__Written problem 1__
From the passage on the Helmand Food Zone, reproduce word for word the part that opens with the words containing "However, the negative" and closes with "higher than before.".

__Text passage__
····················
By Shahlla Matin*
In the years 2009 – 2011, the implementation of the Helmand Food Zone (HFZ) led to a significant drop in the opium poppy cultivation in Helmand province. During its implementation, 37 percent decrease in opium poppy cultivation- from an estimated 103,590 hectares in 2008 to 69,833 hectares in 2009 was seen. Apart from the reduction, it attributed to improving governance and improving human welfare. The two main reasons for the effective implementation of the HFZ were the presence of a strong governor and the fear that the population had of their poppy crops might be destroyed especially when the alternative of wheat was provided for the farmers.
However, the negative consequences of the HFZ did not take long to reveal. Switching from opium poppy to wheat cultivation, which is known as a less labor-intensive crop, took jobs from the farmers who were working on other’s land or farmers who had rented land. People who didn’t have land and lost their jobs had to move to the desert area to grow crop in their own land. Moreover, after the departure of international military forces in 2014, the Afghan National Defense and Security Forces (ANDSF) lost control over large tracts of rural Helmand, the poppy cultivation had a significant rise, and the amount was higher than before.
····················
__Raw data__
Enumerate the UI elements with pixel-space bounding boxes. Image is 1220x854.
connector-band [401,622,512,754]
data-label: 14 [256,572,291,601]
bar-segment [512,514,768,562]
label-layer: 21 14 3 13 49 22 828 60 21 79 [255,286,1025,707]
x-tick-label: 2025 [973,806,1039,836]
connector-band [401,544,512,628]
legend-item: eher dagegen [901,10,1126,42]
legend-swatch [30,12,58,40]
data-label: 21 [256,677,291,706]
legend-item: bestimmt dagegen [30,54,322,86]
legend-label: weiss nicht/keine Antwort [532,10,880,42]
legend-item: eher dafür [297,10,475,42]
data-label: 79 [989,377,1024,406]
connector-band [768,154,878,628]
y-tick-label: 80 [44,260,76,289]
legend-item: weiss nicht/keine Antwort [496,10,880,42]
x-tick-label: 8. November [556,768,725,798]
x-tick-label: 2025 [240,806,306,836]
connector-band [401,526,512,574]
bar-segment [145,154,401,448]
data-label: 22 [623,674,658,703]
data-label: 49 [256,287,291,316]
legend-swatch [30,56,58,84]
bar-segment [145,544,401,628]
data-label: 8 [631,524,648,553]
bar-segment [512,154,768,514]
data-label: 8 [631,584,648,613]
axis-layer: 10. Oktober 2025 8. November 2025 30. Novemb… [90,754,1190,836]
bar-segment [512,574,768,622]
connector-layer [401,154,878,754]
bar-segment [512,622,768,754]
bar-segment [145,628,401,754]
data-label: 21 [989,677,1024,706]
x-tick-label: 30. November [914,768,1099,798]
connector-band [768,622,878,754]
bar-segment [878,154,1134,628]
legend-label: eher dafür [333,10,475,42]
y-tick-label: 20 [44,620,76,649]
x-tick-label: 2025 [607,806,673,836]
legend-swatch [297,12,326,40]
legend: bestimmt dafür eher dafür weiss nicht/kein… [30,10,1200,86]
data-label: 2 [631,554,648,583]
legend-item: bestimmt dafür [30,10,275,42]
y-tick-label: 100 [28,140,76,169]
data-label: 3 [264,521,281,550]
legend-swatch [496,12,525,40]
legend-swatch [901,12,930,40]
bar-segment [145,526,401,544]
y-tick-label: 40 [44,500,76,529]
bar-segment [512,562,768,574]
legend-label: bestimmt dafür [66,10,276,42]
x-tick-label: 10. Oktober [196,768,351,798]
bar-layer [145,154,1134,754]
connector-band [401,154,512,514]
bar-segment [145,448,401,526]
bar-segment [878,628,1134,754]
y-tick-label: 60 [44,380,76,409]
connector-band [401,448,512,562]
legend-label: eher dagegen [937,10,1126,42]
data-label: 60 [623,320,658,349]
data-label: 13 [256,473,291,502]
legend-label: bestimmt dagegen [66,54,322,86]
····················
__Written problem 2__
Format the entries as a JSON list of strings, one string per line and blank lines omitted, from the start of the entries through the line containing "legend-swatch [30,12,58,40]".

__Problem solution 1__
However, the negative consequences of the HFZ did not take long to reveal. Switching from opium poppy to wheat cultivation, which is known as a less labor-intensive crop, took jobs from the farmers who were working on other’s land or farmers who had rented land. People who didn’t have land and lost their jobs had to move to the desert area to grow crop in their own land. Moreover, after the departure of international military forces in 2014, the Afghan National Defense and Security Forces (ANDSF) lost control over large tracts of rural Helmand, the poppy cultivation had a significant rise, and the amount was higher than before.

__Problem solution 2__
[
  "Enumerate the UI elements with pixel-space bounding boxes. Image is 1220x854.",
  "connector-band [401,622,512,754]",
  "data-label: 14 [256,572,291,601]",
  "bar-segment [512,514,768,562]",
  "label-layer: 21 14 3 13 49 22 828 60 21 79 [255,286,1025,707]",
  "x-tick-label: 2025 [973,806,1039,836]",
  "connector-band [401,544,512,628]",
  "legend-item: eher dagegen [901,10,1126,42]",
  "legend-swatch [30,12,58,40]"
]